▸ Given instruction: Print every entry, word for word, and skip the images.

▸ Data excerpts:
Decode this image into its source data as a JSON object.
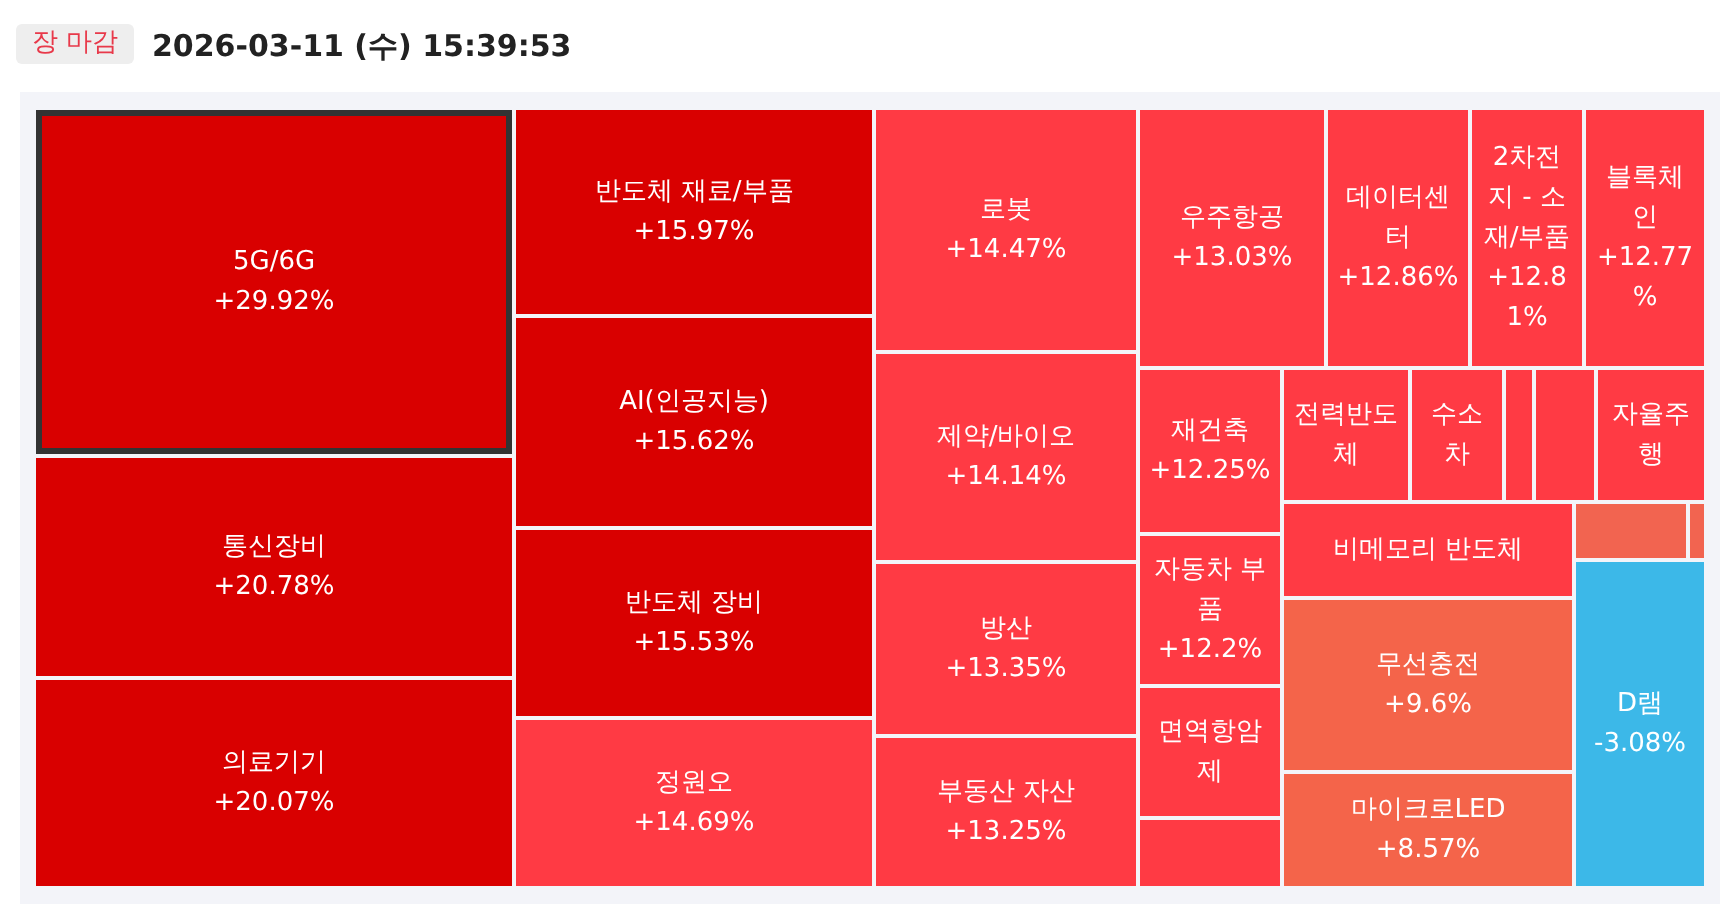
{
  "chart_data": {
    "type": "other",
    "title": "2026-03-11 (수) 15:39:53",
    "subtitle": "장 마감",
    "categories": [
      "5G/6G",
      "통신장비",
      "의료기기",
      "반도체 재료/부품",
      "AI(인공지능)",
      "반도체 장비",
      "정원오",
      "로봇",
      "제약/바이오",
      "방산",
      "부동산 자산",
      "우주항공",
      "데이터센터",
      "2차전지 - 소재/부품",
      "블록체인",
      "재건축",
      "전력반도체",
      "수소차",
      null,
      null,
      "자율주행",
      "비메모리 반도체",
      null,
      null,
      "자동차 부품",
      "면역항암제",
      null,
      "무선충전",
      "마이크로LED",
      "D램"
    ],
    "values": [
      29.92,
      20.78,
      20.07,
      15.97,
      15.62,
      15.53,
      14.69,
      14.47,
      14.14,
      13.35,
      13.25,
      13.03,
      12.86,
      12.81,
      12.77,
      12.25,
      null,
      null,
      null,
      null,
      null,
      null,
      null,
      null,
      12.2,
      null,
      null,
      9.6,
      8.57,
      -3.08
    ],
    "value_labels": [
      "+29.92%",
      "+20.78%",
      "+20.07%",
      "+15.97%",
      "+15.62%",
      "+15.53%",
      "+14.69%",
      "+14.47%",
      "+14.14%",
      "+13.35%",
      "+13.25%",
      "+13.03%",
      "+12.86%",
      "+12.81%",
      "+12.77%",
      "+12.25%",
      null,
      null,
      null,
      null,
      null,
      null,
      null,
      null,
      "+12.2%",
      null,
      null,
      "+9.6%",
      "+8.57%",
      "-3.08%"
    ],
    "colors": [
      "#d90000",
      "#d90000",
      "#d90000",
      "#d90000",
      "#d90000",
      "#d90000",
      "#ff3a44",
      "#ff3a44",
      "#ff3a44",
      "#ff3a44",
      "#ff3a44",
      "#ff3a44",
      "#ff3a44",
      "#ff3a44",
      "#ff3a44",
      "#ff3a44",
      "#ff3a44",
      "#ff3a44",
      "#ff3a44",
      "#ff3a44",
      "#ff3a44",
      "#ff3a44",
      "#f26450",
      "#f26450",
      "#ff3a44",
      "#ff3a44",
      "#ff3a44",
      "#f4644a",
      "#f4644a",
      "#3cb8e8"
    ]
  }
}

▸ Output below:
Decode this image into its source data as a JSON object.
{
  "chart_data": {
    "type": "other",
    "title": "2026-03-11 (수) 15:39:53",
    "subtitle": "장 마감",
    "categories": [
      "5G/6G",
      "통신장비",
      "의료기기",
      "반도체 재료/부품",
      "AI(인공지능)",
      "반도체 장비",
      "정원오",
      "로봇",
      "제약/바이오",
      "방산",
      "부동산 자산",
      "우주항공",
      "데이터센터",
      "2차전지 - 소재/부품",
      "블록체인",
      "재건축",
      "전력반도체",
      "수소차",
      null,
      null,
      "자율주행",
      "비메모리 반도체",
      null,
      null,
      "자동차 부품",
      "면역항암제",
      null,
      "무선충전",
      "마이크로LED",
      "D램"
    ],
    "values": [
      29.92,
      20.78,
      20.07,
      15.97,
      15.62,
      15.53,
      14.69,
      14.47,
      14.14,
      13.35,
      13.25,
      13.03,
      12.86,
      12.81,
      12.77,
      12.25,
      null,
      null,
      null,
      null,
      null,
      null,
      null,
      null,
      12.2,
      null,
      null,
      9.6,
      8.57,
      -3.08
    ],
    "value_labels": [
      "+29.92%",
      "+20.78%",
      "+20.07%",
      "+15.97%",
      "+15.62%",
      "+15.53%",
      "+14.69%",
      "+14.47%",
      "+14.14%",
      "+13.35%",
      "+13.25%",
      "+13.03%",
      "+12.86%",
      "+12.81%",
      "+12.77%",
      "+12.25%",
      null,
      null,
      null,
      null,
      null,
      null,
      null,
      null,
      "+12.2%",
      null,
      null,
      "+9.6%",
      "+8.57%",
      "-3.08%"
    ],
    "colors": [
      "#d90000",
      "#d90000",
      "#d90000",
      "#d90000",
      "#d90000",
      "#d90000",
      "#ff3a44",
      "#ff3a44",
      "#ff3a44",
      "#ff3a44",
      "#ff3a44",
      "#ff3a44",
      "#ff3a44",
      "#ff3a44",
      "#ff3a44",
      "#ff3a44",
      "#ff3a44",
      "#ff3a44",
      "#ff3a44",
      "#ff3a44",
      "#ff3a44",
      "#ff3a44",
      "#f26450",
      "#f26450",
      "#ff3a44",
      "#ff3a44",
      "#ff3a44",
      "#f4644a",
      "#f4644a",
      "#3cb8e8"
    ]
  }
}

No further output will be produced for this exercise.